Print all of the data exactly.
--- start of Dataset rows ---
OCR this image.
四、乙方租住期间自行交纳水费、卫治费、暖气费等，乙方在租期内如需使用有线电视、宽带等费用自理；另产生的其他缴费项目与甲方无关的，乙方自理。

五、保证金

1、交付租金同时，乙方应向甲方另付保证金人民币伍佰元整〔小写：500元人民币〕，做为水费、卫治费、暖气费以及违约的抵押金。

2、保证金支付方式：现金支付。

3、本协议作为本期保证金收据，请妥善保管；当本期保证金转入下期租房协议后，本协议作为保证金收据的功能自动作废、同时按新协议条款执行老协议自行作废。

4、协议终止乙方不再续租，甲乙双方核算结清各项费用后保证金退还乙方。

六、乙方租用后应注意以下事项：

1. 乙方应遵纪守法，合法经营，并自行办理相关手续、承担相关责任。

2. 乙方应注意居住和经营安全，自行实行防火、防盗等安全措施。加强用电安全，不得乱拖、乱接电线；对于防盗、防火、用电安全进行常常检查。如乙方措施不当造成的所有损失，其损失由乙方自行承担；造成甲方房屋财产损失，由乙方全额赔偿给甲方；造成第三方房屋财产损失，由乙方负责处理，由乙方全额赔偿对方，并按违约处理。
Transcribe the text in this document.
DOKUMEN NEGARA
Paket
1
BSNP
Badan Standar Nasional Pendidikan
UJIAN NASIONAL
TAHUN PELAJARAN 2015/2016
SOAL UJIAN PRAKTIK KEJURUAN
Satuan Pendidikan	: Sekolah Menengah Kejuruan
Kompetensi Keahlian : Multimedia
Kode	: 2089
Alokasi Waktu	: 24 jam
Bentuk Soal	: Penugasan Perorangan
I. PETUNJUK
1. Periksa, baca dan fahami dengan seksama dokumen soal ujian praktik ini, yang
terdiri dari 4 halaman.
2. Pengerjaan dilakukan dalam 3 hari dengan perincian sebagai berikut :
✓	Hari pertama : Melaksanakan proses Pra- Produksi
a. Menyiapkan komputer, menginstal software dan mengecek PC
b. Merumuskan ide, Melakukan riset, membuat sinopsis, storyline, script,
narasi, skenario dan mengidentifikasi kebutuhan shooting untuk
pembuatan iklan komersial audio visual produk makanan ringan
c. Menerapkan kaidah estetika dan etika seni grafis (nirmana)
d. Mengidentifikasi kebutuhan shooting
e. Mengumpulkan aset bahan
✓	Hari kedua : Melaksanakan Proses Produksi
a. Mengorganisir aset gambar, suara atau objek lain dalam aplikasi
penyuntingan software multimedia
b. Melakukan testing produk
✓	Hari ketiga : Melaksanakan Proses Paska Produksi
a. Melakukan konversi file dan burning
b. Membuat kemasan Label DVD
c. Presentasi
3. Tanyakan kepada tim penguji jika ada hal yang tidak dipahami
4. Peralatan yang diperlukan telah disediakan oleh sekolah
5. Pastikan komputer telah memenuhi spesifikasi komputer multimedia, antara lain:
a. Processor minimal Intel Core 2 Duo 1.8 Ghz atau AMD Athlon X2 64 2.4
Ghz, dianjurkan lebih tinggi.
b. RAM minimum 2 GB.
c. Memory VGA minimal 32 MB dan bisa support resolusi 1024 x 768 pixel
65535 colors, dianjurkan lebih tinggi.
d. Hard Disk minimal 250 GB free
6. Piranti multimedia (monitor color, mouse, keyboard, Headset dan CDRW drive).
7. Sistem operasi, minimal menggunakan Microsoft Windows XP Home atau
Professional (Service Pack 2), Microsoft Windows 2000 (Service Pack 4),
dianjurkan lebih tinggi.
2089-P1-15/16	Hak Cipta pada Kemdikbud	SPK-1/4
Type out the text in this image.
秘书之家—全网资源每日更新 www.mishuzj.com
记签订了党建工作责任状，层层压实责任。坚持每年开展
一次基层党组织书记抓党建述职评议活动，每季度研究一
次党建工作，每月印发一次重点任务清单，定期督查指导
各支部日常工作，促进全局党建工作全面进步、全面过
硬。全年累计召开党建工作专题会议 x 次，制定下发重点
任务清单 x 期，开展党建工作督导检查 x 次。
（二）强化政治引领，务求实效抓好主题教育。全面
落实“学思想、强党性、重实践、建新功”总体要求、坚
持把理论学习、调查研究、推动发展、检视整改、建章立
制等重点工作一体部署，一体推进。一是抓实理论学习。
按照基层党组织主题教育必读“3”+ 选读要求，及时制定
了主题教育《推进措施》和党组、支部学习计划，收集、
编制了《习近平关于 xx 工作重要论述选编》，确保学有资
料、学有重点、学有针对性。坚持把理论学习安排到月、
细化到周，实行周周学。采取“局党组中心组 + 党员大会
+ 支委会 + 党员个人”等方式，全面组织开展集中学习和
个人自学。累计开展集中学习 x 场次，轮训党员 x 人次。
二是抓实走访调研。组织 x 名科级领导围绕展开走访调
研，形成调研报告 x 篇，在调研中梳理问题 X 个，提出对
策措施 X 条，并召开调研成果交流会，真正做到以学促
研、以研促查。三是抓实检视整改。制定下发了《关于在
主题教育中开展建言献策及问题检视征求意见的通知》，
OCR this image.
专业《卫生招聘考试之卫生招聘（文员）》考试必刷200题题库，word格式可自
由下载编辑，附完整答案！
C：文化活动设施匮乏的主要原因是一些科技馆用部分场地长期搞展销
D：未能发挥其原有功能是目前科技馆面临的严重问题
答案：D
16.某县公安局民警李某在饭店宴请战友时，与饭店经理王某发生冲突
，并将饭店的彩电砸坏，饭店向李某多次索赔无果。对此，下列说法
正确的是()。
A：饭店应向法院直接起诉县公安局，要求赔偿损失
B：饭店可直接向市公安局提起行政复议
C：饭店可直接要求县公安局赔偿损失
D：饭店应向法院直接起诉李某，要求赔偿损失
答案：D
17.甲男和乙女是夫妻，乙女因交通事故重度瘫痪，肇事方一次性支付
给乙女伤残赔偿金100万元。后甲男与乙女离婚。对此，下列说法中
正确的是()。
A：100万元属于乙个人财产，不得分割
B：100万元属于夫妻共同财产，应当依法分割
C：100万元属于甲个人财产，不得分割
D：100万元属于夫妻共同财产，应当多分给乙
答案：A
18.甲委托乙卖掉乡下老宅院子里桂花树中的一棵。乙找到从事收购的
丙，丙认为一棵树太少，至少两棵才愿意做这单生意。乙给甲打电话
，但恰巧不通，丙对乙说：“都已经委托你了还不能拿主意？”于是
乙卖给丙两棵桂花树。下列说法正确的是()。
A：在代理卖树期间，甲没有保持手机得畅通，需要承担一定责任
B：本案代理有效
--- end of Dataset rows ---
• **Response**:
OCR this image.
四、乙方租住期间自行交纳水费、卫治费、暖气费等，乙方在租期内如需使用有线电视、宽带等费用自理；另产生的其他缴费项目与甲方无关的，乙方自理。

五、保证金

1、交付租金同时，乙方应向甲方另付保证金人民币伍佰元整〔小写：500元人民币〕，做为水费、卫治费、暖气费以及违约的抵押金。

2、保证金支付方式：现金支付。

3、本协议作为本期保证金收据，请妥善保管；当本期保证金转入下期租房协议后，本协议作为保证金收据的功能自动作废、同时按新协议条款执行老协议自行作废。

4、协议终止乙方不再续租，甲乙双方核算结清各项费用后保证金退还乙方。

六、乙方租用后应注意以下事项：

1. 乙方应遵纪守法，合法经营，并自行办理相关手续、承担相关责任。

2. 乙方应注意居住和经营安全，自行实行防火、防盗等安全措施。加强用电安全，不得乱拖、乱接电线；对于防盗、防火、用电安全进行常常检查。如乙方措施不当造成的所有损失，其损失由乙方自行承担；造成甲方房屋财产损失，由乙方全额赔偿给甲方；造成第三方房屋财产损失，由乙方负责处理，由乙方全额赔偿对方，并按违约处理。
Transcribe the text in this document.
DOKUMEN NEGARA
Paket
1
BSNP
Badan Standar Nasional Pendidikan
UJIAN NASIONAL
TAHUN PELAJARAN 2015/2016
SOAL UJIAN PRAKTIK KEJURUAN
Satuan Pendidikan	: Sekolah Menengah Kejuruan
Kompetensi Keahlian : Multimedia
Kode	: 2089
Alokasi Waktu	: 24 jam
Bentuk Soal	: Penugasan Perorangan
I. PETUNJUK
1. Periksa, baca dan fahami dengan seksama dokumen soal ujian praktik ini, yang
terdiri dari 4 halaman.
2. Pengerjaan dilakukan dalam 3 hari dengan perincian sebagai berikut :
✓	Hari pertama : Melaksanakan proses Pra- Produksi
a. Menyiapkan komputer, menginstal software dan mengecek PC
b. Merumuskan ide, Melakukan riset, membuat sinopsis, storyline, script,
narasi, skenario dan mengidentifikasi kebutuhan shooting untuk
pembuatan iklan komersial audio visual produk makanan ringan
c. Menerapkan kaidah estetika dan etika seni grafis (nirmana)
d. Mengidentifikasi kebutuhan shooting
e. Mengumpulkan aset bahan
✓	Hari kedua : Melaksanakan Proses Produksi
a. Mengorganisir aset gambar, suara atau objek lain dalam aplikasi
penyuntingan software multimedia
b. Melakukan testing produk
✓	Hari ketiga : Melaksanakan Proses Paska Produksi
a. Melakukan konversi file dan burning
b. Membuat kemasan Label DVD
c. Presentasi
3. Tanyakan kepada tim penguji jika ada hal yang tidak dipahami
4. Peralatan yang diperlukan telah disediakan oleh sekolah
5. Pastikan komputer telah memenuhi spesifikasi komputer multimedia, antara lain:
a. Processor minimal Intel Core 2 Duo 1.8 Ghz atau AMD Athlon X2 64 2.4
Ghz, dianjurkan lebih tinggi.
b. RAM minimum 2 GB.
c. Memory VGA minimal 32 MB dan bisa support resolusi 1024 x 768 pixel
65535 colors, dianjurkan lebih tinggi.
d. Hard Disk minimal 250 GB free
6. Piranti multimedia (monitor color, mouse, keyboard, Headset dan CDRW drive).
7. Sistem operasi, minimal menggunakan Microsoft Windows XP Home atau
Professional (Service Pack 2), Microsoft Windows 2000 (Service Pack 4),
dianjurkan lebih tinggi.
2089-P1-15/16	Hak Cipta pada Kemdikbud	SPK-1/4
Type out the text in this image.
秘书之家—全网资源每日更新 www.mishuzj.com
记签订了党建工作责任状，层层压实责任。坚持每年开展
一次基层党组织书记抓党建述职评议活动，每季度研究一
次党建工作，每月印发一次重点任务清单，定期督查指导
各支部日常工作，促进全局党建工作全面进步、全面过
硬。全年累计召开党建工作专题会议 x 次，制定下发重点
任务清单 x 期，开展党建工作督导检查 x 次。
（二）强化政治引领，务求实效抓好主题教育。全面
落实“学思想、强党性、重实践、建新功”总体要求、坚
持把理论学习、调查研究、推动发展、检视整改、建章立
制等重点工作一体部署，一体推进。一是抓实理论学习。
按照基层党组织主题教育必读“3”+ 选读要求，及时制定
了主题教育《推进措施》和党组、支部学习计划，收集、
编制了《习近平关于 xx 工作重要论述选编》，确保学有资
料、学有重点、学有针对性。坚持把理论学习安排到月、
细化到周，实行周周学。采取“局党组中心组 + 党员大会
+ 支委会 + 党员个人”等方式，全面组织开展集中学习和
个人自学。累计开展集中学习 x 场次，轮训党员 x 人次。
二是抓实走访调研。组织 x 名科级领导围绕展开走访调
研，形成调研报告 x 篇，在调研中梳理问题 X 个，提出对
策措施 X 条，并召开调研成果交流会，真正做到以学促
研、以研促查。三是抓实检视整改。制定下发了《关于在
主题教育中开展建言献策及问题检视征求意见的通知》，
OCR this image.
专业《卫生招聘考试之卫生招聘（文员）》考试必刷200题题库，word格式可自
由下载编辑，附完整答案！
C：文化活动设施匮乏的主要原因是一些科技馆用部分场地长期搞展销
D：未能发挥其原有功能是目前科技馆面临的严重问题
答案：D
16.某县公安局民警李某在饭店宴请战友时，与饭店经理王某发生冲突
，并将饭店的彩电砸坏，饭店向李某多次索赔无果。对此，下列说法
正确的是()。
A：饭店应向法院直接起诉县公安局，要求赔偿损失
B：饭店可直接向市公安局提起行政复议
C：饭店可直接要求县公安局赔偿损失
D：饭店应向法院直接起诉李某，要求赔偿损失
答案：D
17.甲男和乙女是夫妻，乙女因交通事故重度瘫痪，肇事方一次性支付
给乙女伤残赔偿金100万元。后甲男与乙女离婚。对此，下列说法中
正确的是()。
A：100万元属于乙个人财产，不得分割
B：100万元属于夫妻共同财产，应当依法分割
C：100万元属于甲个人财产，不得分割
D：100万元属于夫妻共同财产，应当多分给乙
答案：A
18.甲委托乙卖掉乡下老宅院子里桂花树中的一棵。乙找到从事收购的
丙，丙认为一棵树太少，至少两棵才愿意做这单生意。乙给甲打电话
，但恰巧不通，丙对乙说：“都已经委托你了还不能拿主意？”于是
乙卖给丙两棵桂花树。下列说法正确的是()。
A：在代理卖树期间，甲没有保持手机得畅通，需要承担一定责任
B：本案代理有效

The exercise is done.